# START OF WORKING DATA
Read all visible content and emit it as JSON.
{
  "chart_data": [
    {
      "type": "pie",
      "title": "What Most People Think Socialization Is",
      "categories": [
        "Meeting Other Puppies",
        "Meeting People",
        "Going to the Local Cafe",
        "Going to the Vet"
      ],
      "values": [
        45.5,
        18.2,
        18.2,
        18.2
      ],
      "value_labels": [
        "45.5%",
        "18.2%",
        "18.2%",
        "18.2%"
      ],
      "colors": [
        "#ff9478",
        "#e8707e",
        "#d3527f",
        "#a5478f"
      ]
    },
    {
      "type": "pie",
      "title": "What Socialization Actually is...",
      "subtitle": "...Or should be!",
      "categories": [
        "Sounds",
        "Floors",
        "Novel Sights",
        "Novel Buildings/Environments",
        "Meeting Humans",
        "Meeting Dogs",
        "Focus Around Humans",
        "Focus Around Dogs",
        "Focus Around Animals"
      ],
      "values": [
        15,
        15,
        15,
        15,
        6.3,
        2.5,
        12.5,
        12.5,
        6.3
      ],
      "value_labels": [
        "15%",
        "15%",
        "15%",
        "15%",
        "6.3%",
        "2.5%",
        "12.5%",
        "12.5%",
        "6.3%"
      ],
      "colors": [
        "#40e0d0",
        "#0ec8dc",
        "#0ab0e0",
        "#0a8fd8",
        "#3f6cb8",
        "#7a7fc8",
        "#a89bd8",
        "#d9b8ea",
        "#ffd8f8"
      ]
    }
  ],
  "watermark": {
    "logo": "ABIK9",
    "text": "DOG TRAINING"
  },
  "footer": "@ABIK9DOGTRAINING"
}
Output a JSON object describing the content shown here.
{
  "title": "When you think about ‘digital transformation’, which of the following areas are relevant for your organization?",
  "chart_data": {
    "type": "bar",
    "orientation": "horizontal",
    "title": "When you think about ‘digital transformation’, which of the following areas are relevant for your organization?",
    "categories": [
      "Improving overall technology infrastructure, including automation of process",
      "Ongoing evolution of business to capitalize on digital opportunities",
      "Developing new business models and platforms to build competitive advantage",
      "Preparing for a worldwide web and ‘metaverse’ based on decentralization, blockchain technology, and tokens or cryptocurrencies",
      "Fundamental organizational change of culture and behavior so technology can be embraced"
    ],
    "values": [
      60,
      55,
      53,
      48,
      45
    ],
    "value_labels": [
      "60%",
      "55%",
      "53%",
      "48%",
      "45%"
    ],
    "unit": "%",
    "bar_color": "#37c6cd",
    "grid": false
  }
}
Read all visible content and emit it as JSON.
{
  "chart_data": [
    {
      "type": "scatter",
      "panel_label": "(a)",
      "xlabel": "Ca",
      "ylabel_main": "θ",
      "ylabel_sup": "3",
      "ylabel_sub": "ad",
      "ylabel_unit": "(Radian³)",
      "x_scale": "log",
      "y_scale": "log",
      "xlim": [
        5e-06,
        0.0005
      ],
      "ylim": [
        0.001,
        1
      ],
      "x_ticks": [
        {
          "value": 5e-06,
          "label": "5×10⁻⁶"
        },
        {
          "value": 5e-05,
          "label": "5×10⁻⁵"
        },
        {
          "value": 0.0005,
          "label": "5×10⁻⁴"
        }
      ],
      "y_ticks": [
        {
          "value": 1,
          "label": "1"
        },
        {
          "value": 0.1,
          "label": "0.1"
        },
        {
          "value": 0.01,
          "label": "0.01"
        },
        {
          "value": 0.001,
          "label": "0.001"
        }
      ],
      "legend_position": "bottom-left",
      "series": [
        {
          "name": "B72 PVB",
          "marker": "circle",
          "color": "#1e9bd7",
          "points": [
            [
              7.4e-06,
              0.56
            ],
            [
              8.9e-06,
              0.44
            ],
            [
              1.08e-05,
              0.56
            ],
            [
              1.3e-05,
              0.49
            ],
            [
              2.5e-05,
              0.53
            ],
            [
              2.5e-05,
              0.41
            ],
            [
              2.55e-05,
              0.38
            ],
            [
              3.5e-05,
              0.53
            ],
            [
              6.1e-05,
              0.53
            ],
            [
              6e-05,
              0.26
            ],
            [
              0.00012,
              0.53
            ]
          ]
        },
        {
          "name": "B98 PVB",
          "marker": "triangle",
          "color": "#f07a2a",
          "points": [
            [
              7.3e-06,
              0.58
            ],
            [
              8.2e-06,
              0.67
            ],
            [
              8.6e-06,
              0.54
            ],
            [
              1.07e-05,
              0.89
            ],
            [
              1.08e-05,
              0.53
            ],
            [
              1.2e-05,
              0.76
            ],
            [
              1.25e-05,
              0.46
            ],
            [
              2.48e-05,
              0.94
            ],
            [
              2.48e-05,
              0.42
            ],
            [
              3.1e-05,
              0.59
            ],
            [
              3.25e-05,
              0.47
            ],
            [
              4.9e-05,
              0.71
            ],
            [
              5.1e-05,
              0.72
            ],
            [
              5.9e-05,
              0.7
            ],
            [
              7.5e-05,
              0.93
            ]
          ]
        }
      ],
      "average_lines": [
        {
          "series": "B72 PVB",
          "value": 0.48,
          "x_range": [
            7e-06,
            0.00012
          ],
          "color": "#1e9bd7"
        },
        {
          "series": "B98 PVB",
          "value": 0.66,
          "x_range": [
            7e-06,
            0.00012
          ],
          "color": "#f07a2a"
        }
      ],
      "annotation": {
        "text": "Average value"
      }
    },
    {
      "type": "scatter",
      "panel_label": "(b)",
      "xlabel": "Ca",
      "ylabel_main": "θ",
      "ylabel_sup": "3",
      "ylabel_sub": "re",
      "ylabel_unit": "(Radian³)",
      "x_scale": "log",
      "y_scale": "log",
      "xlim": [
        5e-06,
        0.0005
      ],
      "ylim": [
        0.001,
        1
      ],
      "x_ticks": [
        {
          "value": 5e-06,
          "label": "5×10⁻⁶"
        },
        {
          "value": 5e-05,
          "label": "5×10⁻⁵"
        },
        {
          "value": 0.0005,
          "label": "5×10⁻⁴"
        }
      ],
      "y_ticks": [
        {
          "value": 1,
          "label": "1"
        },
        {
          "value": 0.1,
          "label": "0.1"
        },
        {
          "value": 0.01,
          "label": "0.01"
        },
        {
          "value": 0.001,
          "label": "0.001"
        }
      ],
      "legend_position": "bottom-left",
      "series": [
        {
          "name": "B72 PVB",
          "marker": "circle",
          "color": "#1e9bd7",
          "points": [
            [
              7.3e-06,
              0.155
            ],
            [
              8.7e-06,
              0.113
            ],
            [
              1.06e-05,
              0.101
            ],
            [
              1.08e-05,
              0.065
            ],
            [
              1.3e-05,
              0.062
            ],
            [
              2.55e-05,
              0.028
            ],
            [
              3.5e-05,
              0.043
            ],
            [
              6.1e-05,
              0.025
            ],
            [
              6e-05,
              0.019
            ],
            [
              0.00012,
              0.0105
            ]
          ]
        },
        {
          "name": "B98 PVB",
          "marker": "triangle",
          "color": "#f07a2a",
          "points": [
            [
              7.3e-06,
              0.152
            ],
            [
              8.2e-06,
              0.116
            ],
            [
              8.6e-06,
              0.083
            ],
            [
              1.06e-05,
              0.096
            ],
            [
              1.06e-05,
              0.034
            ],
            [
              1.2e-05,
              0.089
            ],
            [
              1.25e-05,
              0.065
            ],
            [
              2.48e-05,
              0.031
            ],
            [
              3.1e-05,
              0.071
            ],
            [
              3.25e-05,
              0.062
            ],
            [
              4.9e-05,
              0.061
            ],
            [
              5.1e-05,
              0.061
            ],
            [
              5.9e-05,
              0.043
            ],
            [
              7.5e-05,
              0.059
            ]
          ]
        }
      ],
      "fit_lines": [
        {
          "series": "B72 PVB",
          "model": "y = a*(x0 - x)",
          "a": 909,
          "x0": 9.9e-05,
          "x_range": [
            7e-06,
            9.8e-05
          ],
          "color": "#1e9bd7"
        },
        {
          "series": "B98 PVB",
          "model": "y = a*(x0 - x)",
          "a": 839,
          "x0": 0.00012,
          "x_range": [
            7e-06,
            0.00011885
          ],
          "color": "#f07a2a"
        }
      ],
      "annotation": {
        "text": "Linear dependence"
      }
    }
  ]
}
# END OF WORKING DATA
__WHAT YOU HAVE TO DO__
Copy all lines of the listing above that contain the string "following".

__EXERCISE ANSWER__
  "title": "When you think about ‘digital transformation’, which of the following areas are relevant for your organization?",
    "title": "When you think about ‘digital transformation’, which of the following areas are relevant for your organization?",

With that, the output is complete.